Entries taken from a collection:
>> start
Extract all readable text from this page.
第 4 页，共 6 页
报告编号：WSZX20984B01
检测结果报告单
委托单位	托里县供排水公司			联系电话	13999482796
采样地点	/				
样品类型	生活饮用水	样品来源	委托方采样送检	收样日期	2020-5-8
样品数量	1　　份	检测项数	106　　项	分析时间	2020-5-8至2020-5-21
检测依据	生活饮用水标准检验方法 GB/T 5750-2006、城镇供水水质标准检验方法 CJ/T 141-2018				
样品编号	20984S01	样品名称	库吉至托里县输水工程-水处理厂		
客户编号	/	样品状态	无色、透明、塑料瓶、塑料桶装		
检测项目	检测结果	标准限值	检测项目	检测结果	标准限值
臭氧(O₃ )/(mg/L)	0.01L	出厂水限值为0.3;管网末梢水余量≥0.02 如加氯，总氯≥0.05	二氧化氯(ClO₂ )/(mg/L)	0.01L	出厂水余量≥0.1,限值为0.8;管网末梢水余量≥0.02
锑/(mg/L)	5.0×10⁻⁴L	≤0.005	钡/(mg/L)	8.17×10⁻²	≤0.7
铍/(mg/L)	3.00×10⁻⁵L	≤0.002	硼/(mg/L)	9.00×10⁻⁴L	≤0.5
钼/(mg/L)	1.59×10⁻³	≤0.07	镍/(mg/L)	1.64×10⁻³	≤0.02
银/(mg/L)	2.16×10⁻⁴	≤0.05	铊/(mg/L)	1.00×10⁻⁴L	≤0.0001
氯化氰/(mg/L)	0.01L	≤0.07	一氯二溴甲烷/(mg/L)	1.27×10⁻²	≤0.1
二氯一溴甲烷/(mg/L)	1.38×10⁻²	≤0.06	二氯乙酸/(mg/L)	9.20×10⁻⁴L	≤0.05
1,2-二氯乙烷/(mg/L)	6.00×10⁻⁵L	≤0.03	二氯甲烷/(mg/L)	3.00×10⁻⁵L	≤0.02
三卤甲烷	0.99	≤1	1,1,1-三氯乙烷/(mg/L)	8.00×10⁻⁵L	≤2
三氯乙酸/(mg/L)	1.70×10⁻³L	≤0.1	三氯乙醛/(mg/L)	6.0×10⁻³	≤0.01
>> end
What you are asked to do — All of the data needs to be reproduced exactly, with no line missing.

Solution for this problem —
Extract all readable text from this page.
第 4 页，共 6 页
报告编号：WSZX20984B01
检测结果报告单
委托单位	托里县供排水公司			联系电话	13999482796
采样地点	/				
样品类型	生活饮用水	样品来源	委托方采样送检	收样日期	2020-5-8
样品数量	1　　份	检测项数	106　　项	分析时间	2020-5-8至2020-5-21
检测依据	生活饮用水标准检验方法 GB/T 5750-2006、城镇供水水质标准检验方法 CJ/T 141-2018				
样品编号	20984S01	样品名称	库吉至托里县输水工程-水处理厂		
客户编号	/	样品状态	无色、透明、塑料瓶、塑料桶装		
检测项目	检测结果	标准限值	检测项目	检测结果	标准限值
臭氧(O₃ )/(mg/L)	0.01L	出厂水限值为0.3;管网末梢水余量≥0.02 如加氯，总氯≥0.05	二氧化氯(ClO₂ )/(mg/L)	0.01L	出厂水余量≥0.1,限值为0.8;管网末梢水余量≥0.02
锑/(mg/L)	5.0×10⁻⁴L	≤0.005	钡/(mg/L)	8.17×10⁻²	≤0.7
铍/(mg/L)	3.00×10⁻⁵L	≤0.002	硼/(mg/L)	9.00×10⁻⁴L	≤0.5
钼/(mg/L)	1.59×10⁻³	≤0.07	镍/(mg/L)	1.64×10⁻³	≤0.02
银/(mg/L)	2.16×10⁻⁴	≤0.05	铊/(mg/L)	1.00×10⁻⁴L	≤0.0001
氯化氰/(mg/L)	0.01L	≤0.07	一氯二溴甲烷/(mg/L)	1.27×10⁻²	≤0.1
二氯一溴甲烷/(mg/L)	1.38×10⁻²	≤0.06	二氯乙酸/(mg/L)	9.20×10⁻⁴L	≤0.05
1,2-二氯乙烷/(mg/L)	6.00×10⁻⁵L	≤0.03	二氯甲烷/(mg/L)	3.00×10⁻⁵L	≤0.02
三卤甲烷	0.99	≤1	1,1,1-三氯乙烷/(mg/L)	8.00×10⁻⁵L	≤2
三氯乙酸/(mg/L)	1.70×10⁻³L	≤0.1	三氯乙醛/(mg/L)	6.0×10⁻³	≤0.01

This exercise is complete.